* Exercise *
Copy the items from the first line through the line containing "person-icon (30, 138, 62, 170)", swapping every "sidebar-item-label" for "nav-label" and keeping everything else the same.

* Data in this exercise *

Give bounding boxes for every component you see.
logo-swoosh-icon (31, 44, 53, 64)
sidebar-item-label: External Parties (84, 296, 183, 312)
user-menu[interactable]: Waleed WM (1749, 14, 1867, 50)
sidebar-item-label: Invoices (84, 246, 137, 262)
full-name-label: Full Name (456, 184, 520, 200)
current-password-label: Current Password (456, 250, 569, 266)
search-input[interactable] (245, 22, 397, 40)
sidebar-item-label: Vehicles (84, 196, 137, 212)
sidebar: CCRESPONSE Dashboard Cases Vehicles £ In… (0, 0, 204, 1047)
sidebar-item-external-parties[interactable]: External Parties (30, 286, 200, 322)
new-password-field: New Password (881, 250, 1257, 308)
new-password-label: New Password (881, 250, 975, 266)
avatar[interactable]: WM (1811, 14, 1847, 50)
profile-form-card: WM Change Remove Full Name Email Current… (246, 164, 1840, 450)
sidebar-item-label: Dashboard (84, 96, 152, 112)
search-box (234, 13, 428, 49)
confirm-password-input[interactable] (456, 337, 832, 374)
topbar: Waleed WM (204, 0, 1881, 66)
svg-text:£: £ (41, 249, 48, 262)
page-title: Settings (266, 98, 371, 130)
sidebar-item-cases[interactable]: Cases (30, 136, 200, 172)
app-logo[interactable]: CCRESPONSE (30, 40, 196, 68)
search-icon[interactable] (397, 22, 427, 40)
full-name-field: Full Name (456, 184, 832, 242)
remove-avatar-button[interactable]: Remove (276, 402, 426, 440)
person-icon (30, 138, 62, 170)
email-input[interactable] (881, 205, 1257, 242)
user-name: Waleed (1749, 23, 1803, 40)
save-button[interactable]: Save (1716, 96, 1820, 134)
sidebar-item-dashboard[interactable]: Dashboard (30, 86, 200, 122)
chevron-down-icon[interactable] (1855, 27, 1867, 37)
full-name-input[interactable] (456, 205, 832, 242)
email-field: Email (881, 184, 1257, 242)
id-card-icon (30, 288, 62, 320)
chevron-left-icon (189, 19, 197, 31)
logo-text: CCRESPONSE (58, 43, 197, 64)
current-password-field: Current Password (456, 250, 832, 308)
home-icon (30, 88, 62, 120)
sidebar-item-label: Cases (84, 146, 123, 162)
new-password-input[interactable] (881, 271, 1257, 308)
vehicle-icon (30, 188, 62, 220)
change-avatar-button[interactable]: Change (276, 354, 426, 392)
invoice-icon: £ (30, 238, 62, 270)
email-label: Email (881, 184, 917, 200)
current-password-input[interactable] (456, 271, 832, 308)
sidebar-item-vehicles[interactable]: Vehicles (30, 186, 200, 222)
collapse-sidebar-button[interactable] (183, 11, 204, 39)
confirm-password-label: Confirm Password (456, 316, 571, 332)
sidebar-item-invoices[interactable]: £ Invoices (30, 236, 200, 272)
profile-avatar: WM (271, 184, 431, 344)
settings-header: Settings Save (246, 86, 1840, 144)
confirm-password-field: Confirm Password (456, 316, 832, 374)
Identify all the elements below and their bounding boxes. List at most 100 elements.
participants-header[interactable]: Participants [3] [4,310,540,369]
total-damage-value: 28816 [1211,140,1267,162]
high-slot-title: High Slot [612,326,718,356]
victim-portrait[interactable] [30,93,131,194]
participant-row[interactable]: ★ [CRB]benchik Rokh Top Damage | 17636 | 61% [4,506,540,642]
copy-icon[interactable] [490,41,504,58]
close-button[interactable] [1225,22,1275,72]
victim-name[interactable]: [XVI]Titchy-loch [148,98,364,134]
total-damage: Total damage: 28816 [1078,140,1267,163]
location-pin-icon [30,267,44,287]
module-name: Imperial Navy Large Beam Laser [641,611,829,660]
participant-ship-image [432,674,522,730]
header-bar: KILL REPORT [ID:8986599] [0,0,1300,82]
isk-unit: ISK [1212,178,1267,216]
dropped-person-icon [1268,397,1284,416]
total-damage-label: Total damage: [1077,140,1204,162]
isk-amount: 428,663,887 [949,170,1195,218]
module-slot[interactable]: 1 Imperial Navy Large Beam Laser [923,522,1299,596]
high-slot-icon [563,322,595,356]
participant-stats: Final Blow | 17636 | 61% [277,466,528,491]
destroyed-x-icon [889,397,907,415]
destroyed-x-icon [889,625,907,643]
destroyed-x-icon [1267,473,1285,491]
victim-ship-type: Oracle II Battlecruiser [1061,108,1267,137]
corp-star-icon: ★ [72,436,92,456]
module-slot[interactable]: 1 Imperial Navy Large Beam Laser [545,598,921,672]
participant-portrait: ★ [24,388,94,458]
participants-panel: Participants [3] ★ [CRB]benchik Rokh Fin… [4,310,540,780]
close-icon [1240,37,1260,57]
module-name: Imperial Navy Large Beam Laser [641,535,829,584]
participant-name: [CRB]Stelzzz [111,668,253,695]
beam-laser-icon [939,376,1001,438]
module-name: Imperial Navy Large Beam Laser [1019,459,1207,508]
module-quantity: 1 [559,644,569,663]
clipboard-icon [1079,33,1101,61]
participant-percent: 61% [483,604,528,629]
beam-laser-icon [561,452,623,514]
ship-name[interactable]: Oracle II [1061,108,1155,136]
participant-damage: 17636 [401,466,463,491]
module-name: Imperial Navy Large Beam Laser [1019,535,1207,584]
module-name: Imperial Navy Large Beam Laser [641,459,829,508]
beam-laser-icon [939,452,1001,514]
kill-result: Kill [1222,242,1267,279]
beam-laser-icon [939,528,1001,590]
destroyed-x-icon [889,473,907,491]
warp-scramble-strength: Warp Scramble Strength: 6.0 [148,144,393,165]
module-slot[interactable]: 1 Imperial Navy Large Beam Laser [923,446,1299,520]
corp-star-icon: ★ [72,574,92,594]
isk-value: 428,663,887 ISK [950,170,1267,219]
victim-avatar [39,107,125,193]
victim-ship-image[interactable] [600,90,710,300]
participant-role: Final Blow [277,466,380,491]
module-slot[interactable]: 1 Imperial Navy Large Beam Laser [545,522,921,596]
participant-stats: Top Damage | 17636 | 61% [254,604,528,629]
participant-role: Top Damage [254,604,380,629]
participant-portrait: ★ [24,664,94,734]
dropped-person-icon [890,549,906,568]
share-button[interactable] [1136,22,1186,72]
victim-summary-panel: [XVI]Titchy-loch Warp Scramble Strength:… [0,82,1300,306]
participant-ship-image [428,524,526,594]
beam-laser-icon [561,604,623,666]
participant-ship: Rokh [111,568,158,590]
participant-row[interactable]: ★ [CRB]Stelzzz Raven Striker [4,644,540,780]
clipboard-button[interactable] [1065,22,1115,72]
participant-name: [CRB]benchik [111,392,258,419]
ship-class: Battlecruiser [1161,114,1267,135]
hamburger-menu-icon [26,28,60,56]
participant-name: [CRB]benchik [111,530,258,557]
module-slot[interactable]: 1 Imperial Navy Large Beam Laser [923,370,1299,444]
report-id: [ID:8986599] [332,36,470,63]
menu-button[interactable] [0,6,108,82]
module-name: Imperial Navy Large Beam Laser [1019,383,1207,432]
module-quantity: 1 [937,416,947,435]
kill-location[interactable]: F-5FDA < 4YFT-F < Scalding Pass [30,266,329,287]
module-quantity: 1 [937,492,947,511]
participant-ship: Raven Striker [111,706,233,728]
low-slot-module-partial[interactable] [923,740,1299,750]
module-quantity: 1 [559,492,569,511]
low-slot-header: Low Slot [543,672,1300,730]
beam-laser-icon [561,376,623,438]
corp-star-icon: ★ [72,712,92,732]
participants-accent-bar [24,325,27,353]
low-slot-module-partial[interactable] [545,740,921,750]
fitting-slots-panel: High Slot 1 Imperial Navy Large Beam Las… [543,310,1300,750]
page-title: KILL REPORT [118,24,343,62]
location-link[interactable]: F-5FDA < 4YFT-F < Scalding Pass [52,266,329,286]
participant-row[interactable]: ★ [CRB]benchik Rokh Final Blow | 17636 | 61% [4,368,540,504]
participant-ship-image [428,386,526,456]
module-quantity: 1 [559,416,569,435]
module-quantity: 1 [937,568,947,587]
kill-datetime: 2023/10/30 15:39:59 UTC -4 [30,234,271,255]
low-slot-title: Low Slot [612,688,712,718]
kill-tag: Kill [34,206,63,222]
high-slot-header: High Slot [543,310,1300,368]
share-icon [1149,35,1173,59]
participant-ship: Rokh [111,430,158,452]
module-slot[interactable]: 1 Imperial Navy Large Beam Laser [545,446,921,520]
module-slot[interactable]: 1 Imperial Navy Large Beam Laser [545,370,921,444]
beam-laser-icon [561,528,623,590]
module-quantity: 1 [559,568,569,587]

* Reply to the task *
Give bounding boxes for every component you see.
logo-swoosh-icon (31, 44, 53, 64)
nav-label: External Parties (84, 296, 183, 312)
user-menu[interactable]: Waleed WM (1749, 14, 1867, 50)
nav-label: Invoices (84, 246, 137, 262)
full-name-label: Full Name (456, 184, 520, 200)
current-password-label: Current Password (456, 250, 569, 266)
search-input[interactable] (245, 22, 397, 40)
nav-label: Vehicles (84, 196, 137, 212)
sidebar: CCRESPONSE Dashboard Cases Vehicles £ In… (0, 0, 204, 1047)
sidebar-item-external-parties[interactable]: External Parties (30, 286, 200, 322)
new-password-field: New Password (881, 250, 1257, 308)
new-password-label: New Password (881, 250, 975, 266)
avatar[interactable]: WM (1811, 14, 1847, 50)
profile-form-card: WM Change Remove Full Name Email Current… (246, 164, 1840, 450)
nav-label: Dashboard (84, 96, 152, 112)
search-box (234, 13, 428, 49)
confirm-password-input[interactable] (456, 337, 832, 374)
topbar: Waleed WM (204, 0, 1881, 66)
svg-text:£: £ (41, 249, 48, 262)
page-title: Settings (266, 98, 371, 130)
sidebar-item-cases[interactable]: Cases (30, 136, 200, 172)
app-logo[interactable]: CCRESPONSE (30, 40, 196, 68)
search-icon[interactable] (397, 22, 427, 40)
full-name-field: Full Name (456, 184, 832, 242)
remove-avatar-button[interactable]: Remove (276, 402, 426, 440)
person-icon (30, 138, 62, 170)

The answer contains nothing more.